* **What needs to be done**
Write out all the lines again, precisely as they stand, but without the images.

* **Material provided**

[START]

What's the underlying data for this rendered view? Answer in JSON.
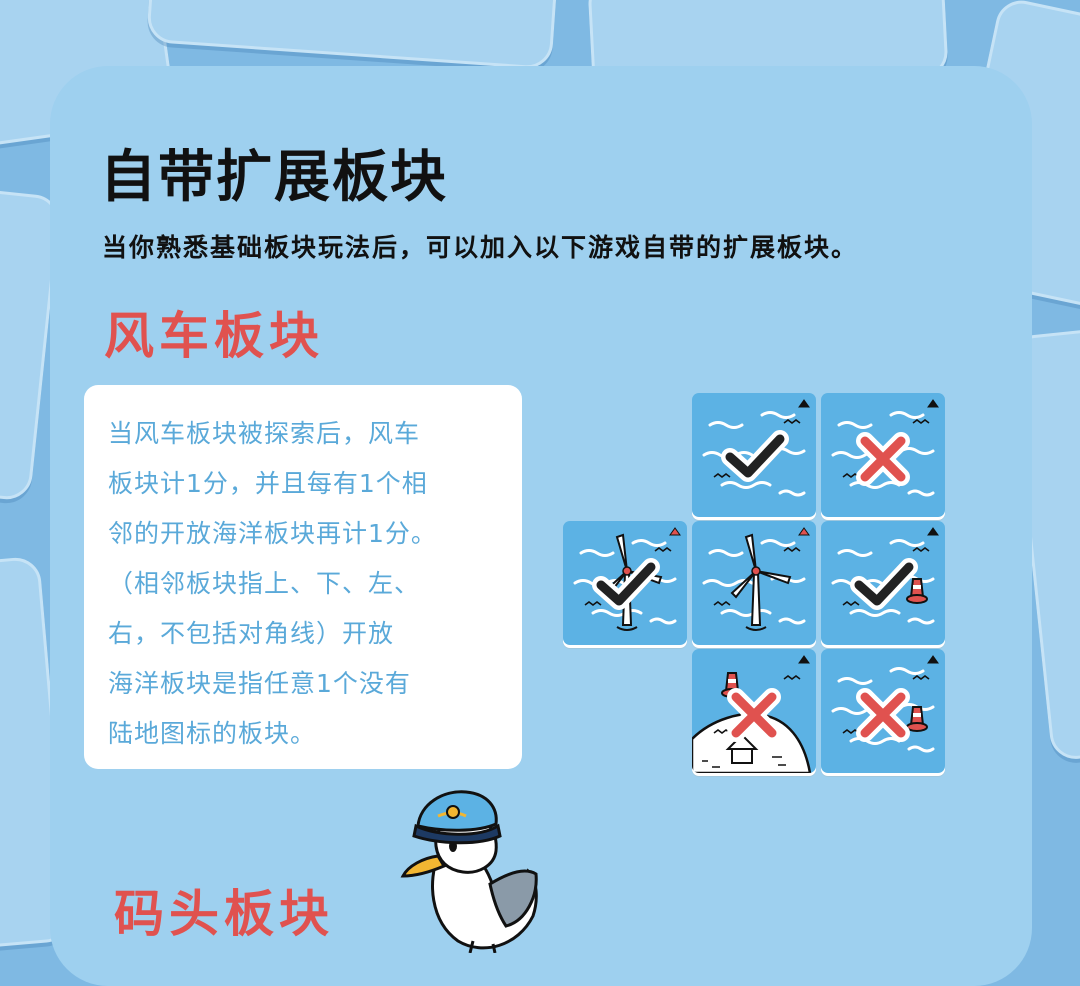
{
  "page": {
    "title": "自带扩展板块",
    "subtitle": "当你熟悉基础板块玩法后，可以加入以下游戏自带的扩展板块。"
  },
  "windmill_section": {
    "heading": "风车板块",
    "description_lines": [
      "当风车板块被探索后，风车",
      "板块计1分，并且每有1个相",
      "邻的开放海洋板块再计1分。",
      "（相邻板块指上、下、左、",
      "右，不包括对角线）开放",
      "海洋板块是指任意1个没有",
      "陆地图标的板块。"
    ]
  },
  "tile_grid": [
    {
      "id": "top-middle",
      "mark": "check",
      "marker_color": "#111111",
      "content": [
        "waves"
      ]
    },
    {
      "id": "top-right",
      "mark": "cross",
      "marker_color": "#111111",
      "content": [
        "waves"
      ]
    },
    {
      "id": "middle-left",
      "mark": "check",
      "marker_color": "#e0524f",
      "content": [
        "waves",
        "windmill"
      ]
    },
    {
      "id": "center",
      "mark": "none",
      "marker_color": "#e0524f",
      "content": [
        "waves",
        "windmill"
      ]
    },
    {
      "id": "middle-right",
      "mark": "check",
      "marker_color": "#111111",
      "content": [
        "waves",
        "buoy"
      ]
    },
    {
      "id": "bottom-middle",
      "mark": "cross",
      "marker_color": "#111111",
      "content": [
        "island",
        "lighthouse"
      ]
    },
    {
      "id": "bottom-right",
      "mark": "cross",
      "marker_color": "#111111",
      "content": [
        "waves",
        "buoy"
      ]
    }
  ],
  "dock_section": {
    "heading": "码头板块"
  },
  "mascot": {
    "icon": "seagull-captain-icon"
  },
  "colors": {
    "panel": "#9ed0ef",
    "heading_red": "#e0524f",
    "text_blue": "#5aa9d9",
    "tile_blue": "#5cb2e4",
    "cross_red": "#e0524f"
  }
}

[END]

* **Full solution**
What's the underlying data for this rendered view? Answer in JSON.
{
  "page": {
    "title": "自带扩展板块",
    "subtitle": "当你熟悉基础板块玩法后，可以加入以下游戏自带的扩展板块。"
  },
  "windmill_section": {
    "heading": "风车板块",
    "description_lines": [
      "当风车板块被探索后，风车",
      "板块计1分，并且每有1个相",
      "邻的开放海洋板块再计1分。",
      "（相邻板块指上、下、左、",
      "右，不包括对角线）开放",
      "海洋板块是指任意1个没有",
      "陆地图标的板块。"
    ]
  },
  "tile_grid": [
    {
      "id": "top-middle",
      "mark": "check",
      "marker_color": "#111111",
      "content": [
        "waves"
      ]
    },
    {
      "id": "top-right",
      "mark": "cross",
      "marker_color": "#111111",
      "content": [
        "waves"
      ]
    },
    {
      "id": "middle-left",
      "mark": "check",
      "marker_color": "#e0524f",
      "content": [
        "waves",
        "windmill"
      ]
    },
    {
      "id": "center",
      "mark": "none",
      "marker_color": "#e0524f",
      "content": [
        "waves",
        "windmill"
      ]
    },
    {
      "id": "middle-right",
      "mark": "check",
      "marker_color": "#111111",
      "content": [
        "waves",
        "buoy"
      ]
    },
    {
      "id": "bottom-middle",
      "mark": "cross",
      "marker_color": "#111111",
      "content": [
        "island",
        "lighthouse"
      ]
    },
    {
      "id": "bottom-right",
      "mark": "cross",
      "marker_color": "#111111",
      "content": [
        "waves",
        "buoy"
      ]
    }
  ],
  "dock_section": {
    "heading": "码头板块"
  },
  "mascot": {
    "icon": "seagull-captain-icon"
  },
  "colors": {
    "panel": "#9ed0ef",
    "heading_red": "#e0524f",
    "text_blue": "#5aa9d9",
    "tile_blue": "#5cb2e4",
    "cross_red": "#e0524f"
  }
}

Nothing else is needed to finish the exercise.